DOCUMENT EXCERPT →
= = = = = = =
Alcohols, ethanol or isopropyl alcohol you get from beauty supply places often contain oils or glycerol that gives you an oily film, so stay away from those.
I'm not sure if pure ethanol is a good choice, not because it is not a bad cleaner or solvent, but because it may swell or dissolve the bonding agent used in gluing lenses together in the manufacturing process.
Water-based cleaner with a slight amount of surfactant ( detergents ) may be all you need. I am thinking of "fotoflow" of the film days. It is quite free of residues and a couple of drops in a cup of distilled water should give you a good cleaning solution.

As to micro-fiber cloths, I don't know what they are; I have some from photo houses to kitchen stores, and I don't see a difference of the cleaning results of any micro-fiber cloths or regular lint-free cloths. Though it is suggested that a new area of the cloth be used each time.
I use lens paper now, heavily moisturized with lens cleaning solution to gently move around the lenses / filters and then follow up with dry lens paper in blotting / dapping ( very gentle wiping ) motion to remove excess liquid film.

Hope someone can come up with some great, definitive suggestions for cleaning expensive optics.
-r





Mitch.Conner said:


> I was trying to clean a lens today, and while it superficially looks clean, shining a light on the surface reveals what looks like smudges. It was getting very annoying.
> 
> --- snipped ---
> 
> ...


----------



## distant.star (Mar 29, 2015)

.
You won't like this guy's presentation, but you'll get a clean lens/filter...

https://youtu.be/8i1P_8GV7l4


----------



## Mitch.Conner (Mar 29, 2015)

Residual Oil Remover (sold at B&H) - is it safe on Canon coatings, and does it do what it advertises?


----------



## Joe M (Mar 30, 2015)

I have used the Zeiss cleaning kit for years and it's done a great job. You can pick it up from B&H. You get a cloth, some lens fluid of course, a great brush and some "wetnap" style packets to keep in your bag when you're out and about. I notice B&H has discontinued the package I have but the new one is pretty much the same with the addition of a blower. For $28 it seems reasonable to me and again, it's done a great job for my cleaning needs.


----------



## pwp (Mar 30, 2015)

OP if your microfiber cloth is leaving smears it's time for a wash. Simple.

Now here's a good place to argue the case for the 100% use of protective filters (and hoods...)

A lens smudge will generally happen when you least expect it; an impossible to predict splash of water or liquid, a dogs tongue, a child's hand, a dusty gust of wind, a horse sneeze (errrgh!) or even a momentarily careless greasy hand of your own can dirty up a previously pristine front element.
= = = = = = =
AIM A → Print the part of the lens cleaning thread that begins at the words "I'm not sure" and ends after the words "good cleaning solution.".
The records that follow have no connection to the lens cleaning thread.

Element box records
= = = = = = =
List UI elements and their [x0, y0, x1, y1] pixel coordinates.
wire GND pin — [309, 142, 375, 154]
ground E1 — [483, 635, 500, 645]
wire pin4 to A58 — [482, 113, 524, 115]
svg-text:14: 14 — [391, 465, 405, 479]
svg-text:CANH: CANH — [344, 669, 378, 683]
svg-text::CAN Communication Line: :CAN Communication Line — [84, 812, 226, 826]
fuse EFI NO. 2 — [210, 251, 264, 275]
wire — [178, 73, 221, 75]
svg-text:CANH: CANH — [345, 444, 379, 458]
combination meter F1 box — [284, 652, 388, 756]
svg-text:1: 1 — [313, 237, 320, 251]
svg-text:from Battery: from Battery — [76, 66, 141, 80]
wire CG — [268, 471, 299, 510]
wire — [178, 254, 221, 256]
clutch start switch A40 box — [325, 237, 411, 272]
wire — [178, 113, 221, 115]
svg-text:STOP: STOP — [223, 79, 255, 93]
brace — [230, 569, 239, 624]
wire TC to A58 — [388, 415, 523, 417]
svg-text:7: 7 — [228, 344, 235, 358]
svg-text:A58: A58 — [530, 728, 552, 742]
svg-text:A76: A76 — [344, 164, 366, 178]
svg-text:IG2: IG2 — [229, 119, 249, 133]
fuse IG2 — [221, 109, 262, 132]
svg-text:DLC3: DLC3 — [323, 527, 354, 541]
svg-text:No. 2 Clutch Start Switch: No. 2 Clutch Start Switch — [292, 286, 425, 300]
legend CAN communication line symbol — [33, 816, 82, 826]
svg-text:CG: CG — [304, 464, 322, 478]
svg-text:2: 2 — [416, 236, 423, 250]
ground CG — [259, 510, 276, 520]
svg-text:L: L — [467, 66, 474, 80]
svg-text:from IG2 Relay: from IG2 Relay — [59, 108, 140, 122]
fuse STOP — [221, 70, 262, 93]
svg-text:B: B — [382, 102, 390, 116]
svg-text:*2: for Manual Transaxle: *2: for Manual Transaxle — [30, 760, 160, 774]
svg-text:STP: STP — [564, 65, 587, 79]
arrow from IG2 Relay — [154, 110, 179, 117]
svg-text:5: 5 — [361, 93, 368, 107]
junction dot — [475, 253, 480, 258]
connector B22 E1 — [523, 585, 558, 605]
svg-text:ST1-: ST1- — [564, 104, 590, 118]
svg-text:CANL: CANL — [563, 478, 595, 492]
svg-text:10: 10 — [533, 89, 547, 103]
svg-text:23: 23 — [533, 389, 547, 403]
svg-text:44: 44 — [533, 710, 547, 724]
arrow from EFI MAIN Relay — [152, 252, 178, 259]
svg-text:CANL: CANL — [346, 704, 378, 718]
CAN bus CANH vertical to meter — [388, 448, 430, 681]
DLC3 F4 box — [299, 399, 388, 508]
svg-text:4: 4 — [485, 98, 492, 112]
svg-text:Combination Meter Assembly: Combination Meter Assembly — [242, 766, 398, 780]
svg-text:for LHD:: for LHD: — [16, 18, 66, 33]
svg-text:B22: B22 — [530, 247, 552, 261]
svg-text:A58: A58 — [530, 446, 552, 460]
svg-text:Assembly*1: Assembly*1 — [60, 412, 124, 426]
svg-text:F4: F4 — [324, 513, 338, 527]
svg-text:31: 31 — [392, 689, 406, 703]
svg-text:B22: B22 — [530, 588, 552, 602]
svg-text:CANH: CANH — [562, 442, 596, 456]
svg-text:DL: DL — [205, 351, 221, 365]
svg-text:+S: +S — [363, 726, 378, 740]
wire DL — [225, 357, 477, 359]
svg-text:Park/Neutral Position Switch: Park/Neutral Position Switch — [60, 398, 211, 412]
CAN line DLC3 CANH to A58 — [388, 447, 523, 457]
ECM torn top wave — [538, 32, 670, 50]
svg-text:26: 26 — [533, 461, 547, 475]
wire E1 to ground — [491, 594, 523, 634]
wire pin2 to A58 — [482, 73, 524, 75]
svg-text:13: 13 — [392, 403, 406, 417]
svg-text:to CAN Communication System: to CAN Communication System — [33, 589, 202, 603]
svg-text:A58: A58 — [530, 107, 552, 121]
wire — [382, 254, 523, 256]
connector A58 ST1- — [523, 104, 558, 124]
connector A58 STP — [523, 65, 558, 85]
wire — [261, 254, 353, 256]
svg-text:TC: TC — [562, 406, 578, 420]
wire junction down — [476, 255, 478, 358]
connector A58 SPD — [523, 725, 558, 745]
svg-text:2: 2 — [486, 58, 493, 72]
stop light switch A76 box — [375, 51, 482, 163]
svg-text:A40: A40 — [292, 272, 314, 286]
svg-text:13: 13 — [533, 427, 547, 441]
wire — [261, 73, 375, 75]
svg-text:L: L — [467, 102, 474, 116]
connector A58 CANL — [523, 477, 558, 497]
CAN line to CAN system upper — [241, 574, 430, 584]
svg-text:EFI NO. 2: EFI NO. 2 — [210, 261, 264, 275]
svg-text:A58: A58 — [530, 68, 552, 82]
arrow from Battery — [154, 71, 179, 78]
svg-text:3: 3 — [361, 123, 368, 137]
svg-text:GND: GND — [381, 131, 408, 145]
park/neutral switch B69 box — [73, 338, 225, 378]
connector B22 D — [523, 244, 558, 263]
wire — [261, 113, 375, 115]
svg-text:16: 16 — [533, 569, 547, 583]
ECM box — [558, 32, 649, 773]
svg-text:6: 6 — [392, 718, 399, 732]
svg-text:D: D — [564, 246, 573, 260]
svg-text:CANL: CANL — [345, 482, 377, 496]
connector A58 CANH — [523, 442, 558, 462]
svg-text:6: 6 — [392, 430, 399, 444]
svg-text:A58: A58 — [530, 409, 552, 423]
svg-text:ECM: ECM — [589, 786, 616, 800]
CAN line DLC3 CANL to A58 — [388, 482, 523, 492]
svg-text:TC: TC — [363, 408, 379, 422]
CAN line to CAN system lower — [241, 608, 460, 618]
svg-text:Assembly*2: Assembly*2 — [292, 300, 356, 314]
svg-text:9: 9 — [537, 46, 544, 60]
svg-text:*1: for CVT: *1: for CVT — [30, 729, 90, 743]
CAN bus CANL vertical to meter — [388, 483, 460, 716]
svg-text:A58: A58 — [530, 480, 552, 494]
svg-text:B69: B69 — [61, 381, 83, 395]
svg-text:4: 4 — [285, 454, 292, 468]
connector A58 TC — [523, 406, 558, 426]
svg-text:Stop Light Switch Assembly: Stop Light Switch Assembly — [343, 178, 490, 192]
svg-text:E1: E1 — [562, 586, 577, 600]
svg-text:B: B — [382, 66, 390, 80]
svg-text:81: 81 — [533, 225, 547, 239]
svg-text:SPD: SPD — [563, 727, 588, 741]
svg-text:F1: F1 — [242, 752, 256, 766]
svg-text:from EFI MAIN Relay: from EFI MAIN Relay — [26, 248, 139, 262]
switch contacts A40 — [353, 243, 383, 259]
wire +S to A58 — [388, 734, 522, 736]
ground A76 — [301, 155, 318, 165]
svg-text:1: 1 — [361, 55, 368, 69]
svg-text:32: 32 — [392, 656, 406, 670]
= = = = = = =
AIM B → Output the lines of the records from their first line through the line that contains "svg-text:CANH: CANH — [344, 669, 378, 683]", including both ends.

COMPLETE ANSWER A →
I'm not sure if pure ethanol is a good choice, not because it is not a bad cleaner or solvent, but because it may swell or dissolve the bonding agent used in gluing lenses together in the manufacturing process.
Water-based cleaner with a slight amount of surfactant ( detergents ) may be all you need. I am thinking of "fotoflow" of the film days. It is quite free of residues and a couple of drops in a cup of distilled water should give you a good cleaning solution.

COMPLETE ANSWER B →
List UI elements and their [x0, y0, x1, y1] pixel coordinates.
wire GND pin — [309, 142, 375, 154]
ground E1 — [483, 635, 500, 645]
wire pin4 to A58 — [482, 113, 524, 115]
svg-text:14: 14 — [391, 465, 405, 479]
svg-text:CANH: CANH — [344, 669, 378, 683]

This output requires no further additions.